Given exercise: In the data below, find every line that has the string "circle", and copy it.

Data provided:
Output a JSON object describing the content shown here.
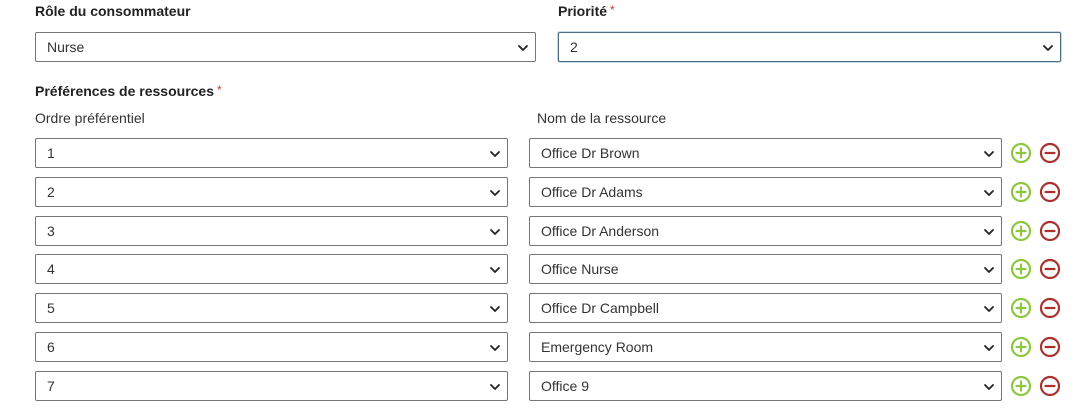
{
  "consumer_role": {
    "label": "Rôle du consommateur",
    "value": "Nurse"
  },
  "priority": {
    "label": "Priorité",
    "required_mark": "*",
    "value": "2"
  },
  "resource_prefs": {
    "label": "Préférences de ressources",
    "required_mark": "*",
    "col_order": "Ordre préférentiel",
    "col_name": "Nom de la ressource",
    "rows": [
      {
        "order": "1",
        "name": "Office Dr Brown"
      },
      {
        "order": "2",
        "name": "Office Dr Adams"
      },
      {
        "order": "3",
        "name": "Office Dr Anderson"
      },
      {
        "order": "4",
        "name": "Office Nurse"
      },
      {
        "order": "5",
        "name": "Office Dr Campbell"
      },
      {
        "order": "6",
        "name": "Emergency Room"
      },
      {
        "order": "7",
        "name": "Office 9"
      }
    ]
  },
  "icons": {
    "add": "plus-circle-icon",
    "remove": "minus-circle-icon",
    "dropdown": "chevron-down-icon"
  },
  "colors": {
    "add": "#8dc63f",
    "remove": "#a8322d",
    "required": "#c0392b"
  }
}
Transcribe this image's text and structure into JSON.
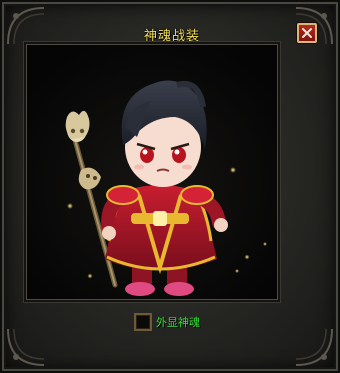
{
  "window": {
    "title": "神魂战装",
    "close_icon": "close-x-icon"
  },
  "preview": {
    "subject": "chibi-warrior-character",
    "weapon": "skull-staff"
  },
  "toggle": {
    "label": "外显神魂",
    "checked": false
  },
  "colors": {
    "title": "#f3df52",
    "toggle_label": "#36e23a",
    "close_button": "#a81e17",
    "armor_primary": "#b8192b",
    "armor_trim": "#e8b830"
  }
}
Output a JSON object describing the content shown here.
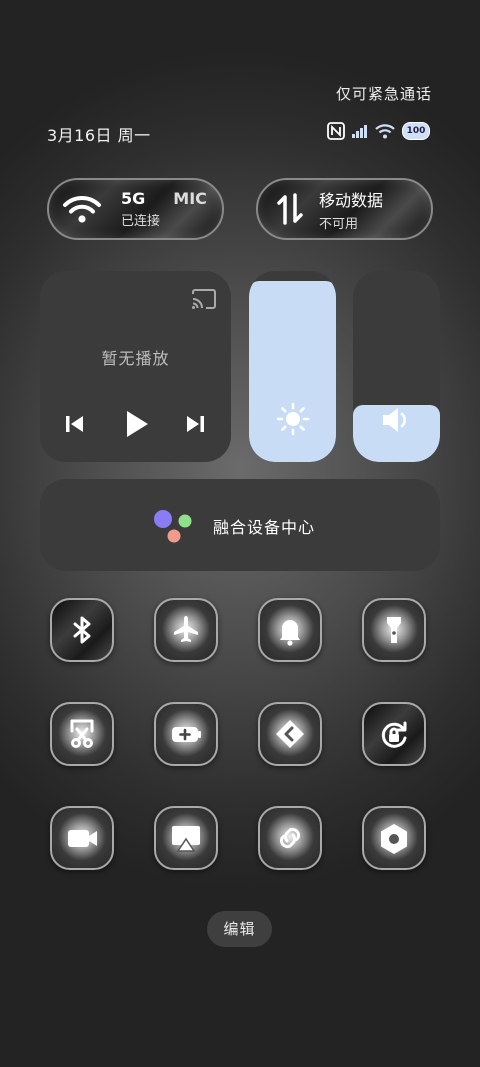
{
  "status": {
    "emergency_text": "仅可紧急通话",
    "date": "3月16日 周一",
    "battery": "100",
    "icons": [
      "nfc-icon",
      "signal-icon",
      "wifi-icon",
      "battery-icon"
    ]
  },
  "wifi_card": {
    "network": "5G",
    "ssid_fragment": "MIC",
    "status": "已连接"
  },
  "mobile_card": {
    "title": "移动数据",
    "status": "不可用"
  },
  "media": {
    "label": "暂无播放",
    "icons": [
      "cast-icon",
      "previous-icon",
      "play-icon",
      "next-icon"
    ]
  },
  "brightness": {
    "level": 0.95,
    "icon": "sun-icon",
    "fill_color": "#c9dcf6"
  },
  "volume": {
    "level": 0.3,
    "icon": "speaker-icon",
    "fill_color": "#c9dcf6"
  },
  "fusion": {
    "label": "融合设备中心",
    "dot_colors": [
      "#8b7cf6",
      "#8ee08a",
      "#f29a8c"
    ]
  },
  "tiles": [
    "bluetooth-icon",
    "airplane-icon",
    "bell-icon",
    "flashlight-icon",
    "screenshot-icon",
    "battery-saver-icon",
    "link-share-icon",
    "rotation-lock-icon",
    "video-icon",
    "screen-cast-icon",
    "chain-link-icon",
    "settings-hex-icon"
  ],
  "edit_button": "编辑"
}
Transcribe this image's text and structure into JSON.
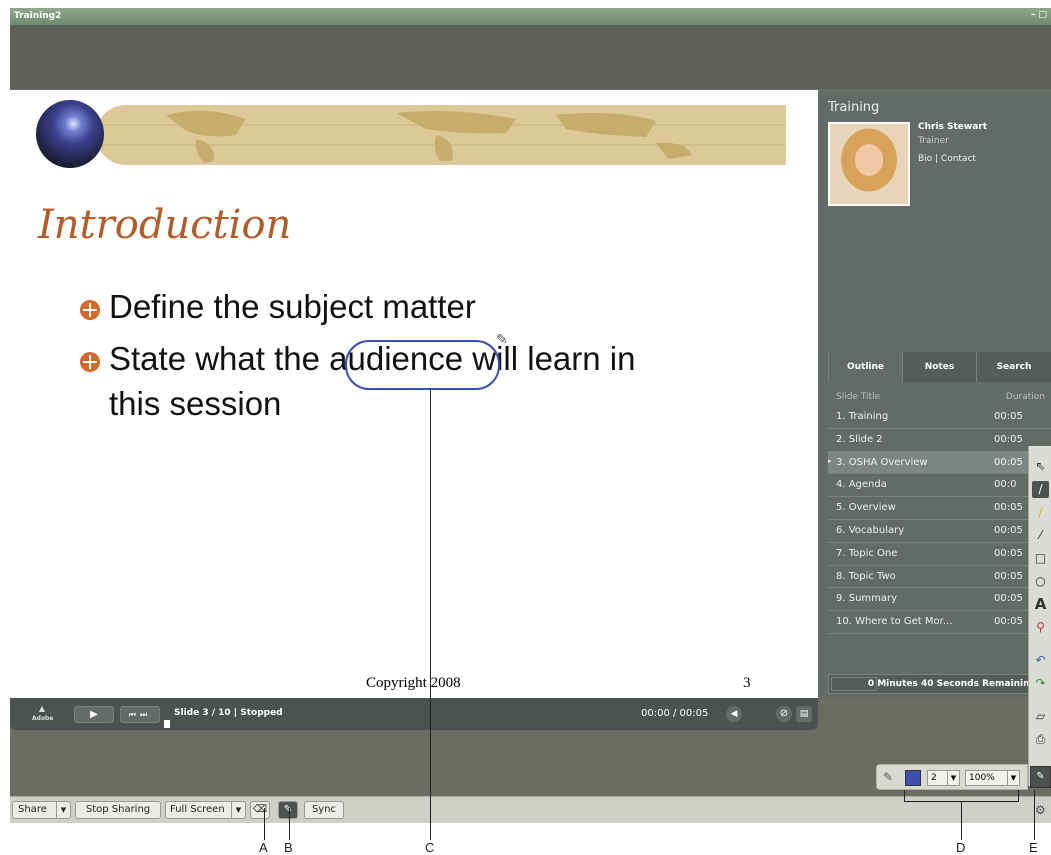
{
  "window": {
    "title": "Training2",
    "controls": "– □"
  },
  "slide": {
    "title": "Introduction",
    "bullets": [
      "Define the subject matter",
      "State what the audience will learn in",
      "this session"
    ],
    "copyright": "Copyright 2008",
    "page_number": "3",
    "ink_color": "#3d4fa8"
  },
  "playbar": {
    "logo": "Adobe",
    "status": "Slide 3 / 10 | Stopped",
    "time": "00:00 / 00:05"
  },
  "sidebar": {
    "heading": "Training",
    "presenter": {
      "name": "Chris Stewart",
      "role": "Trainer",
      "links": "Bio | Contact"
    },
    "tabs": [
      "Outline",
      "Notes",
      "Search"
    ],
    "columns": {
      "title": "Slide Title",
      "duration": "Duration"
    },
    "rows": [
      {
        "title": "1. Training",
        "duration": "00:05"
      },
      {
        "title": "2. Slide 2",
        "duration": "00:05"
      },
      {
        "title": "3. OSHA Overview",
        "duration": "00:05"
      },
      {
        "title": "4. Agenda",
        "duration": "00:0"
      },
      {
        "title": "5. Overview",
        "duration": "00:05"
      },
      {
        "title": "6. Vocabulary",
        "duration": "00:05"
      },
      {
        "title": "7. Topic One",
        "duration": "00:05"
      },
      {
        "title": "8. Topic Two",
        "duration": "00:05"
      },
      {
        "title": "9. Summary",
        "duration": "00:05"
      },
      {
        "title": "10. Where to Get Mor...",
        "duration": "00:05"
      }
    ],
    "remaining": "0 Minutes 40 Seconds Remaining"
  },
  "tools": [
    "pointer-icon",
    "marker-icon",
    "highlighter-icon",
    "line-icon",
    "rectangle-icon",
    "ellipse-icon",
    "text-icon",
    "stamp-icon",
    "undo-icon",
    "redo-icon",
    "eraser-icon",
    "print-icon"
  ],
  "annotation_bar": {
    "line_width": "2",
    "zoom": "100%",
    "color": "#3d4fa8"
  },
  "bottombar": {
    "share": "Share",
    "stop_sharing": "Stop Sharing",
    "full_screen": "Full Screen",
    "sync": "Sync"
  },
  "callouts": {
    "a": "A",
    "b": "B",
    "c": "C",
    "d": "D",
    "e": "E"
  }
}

Correct output:
    "add": "plus-circle-icon",
    "remove": "minus-circle-icon",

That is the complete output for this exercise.